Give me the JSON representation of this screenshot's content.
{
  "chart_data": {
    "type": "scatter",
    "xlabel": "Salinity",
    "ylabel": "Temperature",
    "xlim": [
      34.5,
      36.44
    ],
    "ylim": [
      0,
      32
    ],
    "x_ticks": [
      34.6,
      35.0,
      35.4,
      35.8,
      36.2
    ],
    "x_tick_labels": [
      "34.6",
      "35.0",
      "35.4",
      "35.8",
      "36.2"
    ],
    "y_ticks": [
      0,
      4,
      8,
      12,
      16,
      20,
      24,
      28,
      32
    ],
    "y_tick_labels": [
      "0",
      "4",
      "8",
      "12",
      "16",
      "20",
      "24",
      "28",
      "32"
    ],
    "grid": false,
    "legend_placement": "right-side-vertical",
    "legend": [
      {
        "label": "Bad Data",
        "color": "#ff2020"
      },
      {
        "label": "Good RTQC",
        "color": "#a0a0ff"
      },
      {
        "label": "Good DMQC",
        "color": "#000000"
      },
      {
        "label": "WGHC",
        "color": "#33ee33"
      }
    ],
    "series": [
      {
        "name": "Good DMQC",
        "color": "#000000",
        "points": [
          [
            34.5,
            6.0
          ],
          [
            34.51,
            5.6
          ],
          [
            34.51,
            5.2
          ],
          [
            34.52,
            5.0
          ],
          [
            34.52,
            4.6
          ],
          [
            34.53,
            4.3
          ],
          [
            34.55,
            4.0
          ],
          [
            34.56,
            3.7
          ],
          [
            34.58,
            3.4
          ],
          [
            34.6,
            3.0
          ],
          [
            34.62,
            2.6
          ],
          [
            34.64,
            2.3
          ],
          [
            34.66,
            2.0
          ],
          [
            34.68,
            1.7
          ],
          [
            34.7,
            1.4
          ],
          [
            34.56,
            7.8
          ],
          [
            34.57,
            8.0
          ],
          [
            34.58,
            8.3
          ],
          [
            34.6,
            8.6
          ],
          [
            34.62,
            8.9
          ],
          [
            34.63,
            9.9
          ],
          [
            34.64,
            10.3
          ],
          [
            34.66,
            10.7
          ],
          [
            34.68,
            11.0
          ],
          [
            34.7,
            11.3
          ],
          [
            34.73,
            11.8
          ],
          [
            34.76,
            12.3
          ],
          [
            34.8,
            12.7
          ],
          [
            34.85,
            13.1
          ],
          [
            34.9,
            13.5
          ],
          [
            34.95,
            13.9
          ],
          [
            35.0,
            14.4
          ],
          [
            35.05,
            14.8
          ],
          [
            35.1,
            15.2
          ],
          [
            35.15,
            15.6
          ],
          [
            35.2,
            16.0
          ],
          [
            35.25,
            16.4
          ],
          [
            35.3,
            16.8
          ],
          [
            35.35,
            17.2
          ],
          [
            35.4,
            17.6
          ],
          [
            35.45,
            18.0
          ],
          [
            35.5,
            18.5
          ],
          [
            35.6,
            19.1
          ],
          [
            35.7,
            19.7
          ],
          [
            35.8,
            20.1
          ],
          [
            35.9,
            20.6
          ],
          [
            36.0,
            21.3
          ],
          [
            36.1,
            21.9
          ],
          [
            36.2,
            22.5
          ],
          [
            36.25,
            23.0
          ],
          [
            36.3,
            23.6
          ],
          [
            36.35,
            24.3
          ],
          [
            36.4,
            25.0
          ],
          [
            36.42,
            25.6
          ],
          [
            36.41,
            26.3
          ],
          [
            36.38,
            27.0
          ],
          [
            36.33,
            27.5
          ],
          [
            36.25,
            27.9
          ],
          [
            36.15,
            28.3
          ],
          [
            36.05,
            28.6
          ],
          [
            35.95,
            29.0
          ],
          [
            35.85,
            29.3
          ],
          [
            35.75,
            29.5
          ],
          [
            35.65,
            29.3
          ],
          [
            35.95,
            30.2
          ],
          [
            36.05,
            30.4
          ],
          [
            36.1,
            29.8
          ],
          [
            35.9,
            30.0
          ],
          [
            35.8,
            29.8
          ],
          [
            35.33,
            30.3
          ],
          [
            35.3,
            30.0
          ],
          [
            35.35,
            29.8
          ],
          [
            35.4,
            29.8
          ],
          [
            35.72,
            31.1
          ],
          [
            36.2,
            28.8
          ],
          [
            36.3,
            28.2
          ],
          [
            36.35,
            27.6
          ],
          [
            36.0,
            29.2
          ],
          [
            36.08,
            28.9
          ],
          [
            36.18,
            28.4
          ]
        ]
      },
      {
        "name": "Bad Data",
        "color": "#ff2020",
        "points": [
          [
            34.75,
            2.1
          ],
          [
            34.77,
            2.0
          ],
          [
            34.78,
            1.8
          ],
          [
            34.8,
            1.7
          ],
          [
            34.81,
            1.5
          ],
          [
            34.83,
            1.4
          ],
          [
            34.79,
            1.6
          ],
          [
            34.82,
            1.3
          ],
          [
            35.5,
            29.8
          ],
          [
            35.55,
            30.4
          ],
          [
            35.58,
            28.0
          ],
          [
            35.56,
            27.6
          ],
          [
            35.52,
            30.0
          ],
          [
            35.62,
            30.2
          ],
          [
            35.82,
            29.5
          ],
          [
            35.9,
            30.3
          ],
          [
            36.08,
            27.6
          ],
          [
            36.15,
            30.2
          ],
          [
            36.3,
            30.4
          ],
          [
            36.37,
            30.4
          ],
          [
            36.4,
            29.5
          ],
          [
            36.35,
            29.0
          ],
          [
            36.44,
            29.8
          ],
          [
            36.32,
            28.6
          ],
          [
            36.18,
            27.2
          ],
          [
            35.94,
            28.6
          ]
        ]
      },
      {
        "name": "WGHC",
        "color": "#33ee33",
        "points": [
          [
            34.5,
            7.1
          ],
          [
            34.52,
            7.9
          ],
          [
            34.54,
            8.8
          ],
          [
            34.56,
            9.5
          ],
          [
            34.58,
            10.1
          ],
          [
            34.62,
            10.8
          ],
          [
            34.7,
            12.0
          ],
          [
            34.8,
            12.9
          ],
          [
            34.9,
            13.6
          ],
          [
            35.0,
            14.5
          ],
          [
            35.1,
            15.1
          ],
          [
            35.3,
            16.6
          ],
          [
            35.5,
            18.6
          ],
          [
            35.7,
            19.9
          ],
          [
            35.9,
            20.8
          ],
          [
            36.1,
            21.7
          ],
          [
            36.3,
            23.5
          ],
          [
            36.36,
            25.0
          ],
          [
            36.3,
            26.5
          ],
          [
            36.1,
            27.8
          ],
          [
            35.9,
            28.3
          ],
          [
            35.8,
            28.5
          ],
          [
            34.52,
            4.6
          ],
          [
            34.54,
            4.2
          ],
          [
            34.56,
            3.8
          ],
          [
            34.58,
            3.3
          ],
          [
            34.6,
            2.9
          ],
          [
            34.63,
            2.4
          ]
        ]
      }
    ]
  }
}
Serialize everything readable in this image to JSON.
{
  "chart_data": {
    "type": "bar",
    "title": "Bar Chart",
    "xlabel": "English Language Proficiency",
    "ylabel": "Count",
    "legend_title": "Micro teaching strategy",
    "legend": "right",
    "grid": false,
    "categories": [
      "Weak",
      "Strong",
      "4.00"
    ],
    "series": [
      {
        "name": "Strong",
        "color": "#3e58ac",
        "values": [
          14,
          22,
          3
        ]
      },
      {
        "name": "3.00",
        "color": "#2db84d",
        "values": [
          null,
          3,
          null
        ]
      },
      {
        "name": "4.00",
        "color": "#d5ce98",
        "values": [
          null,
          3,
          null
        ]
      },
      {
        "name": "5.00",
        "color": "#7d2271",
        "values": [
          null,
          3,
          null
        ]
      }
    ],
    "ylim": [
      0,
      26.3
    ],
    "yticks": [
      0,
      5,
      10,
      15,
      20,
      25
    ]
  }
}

----

Written instruction: Count every line of the material above that holds the string "color", then state only the total.

The response: 11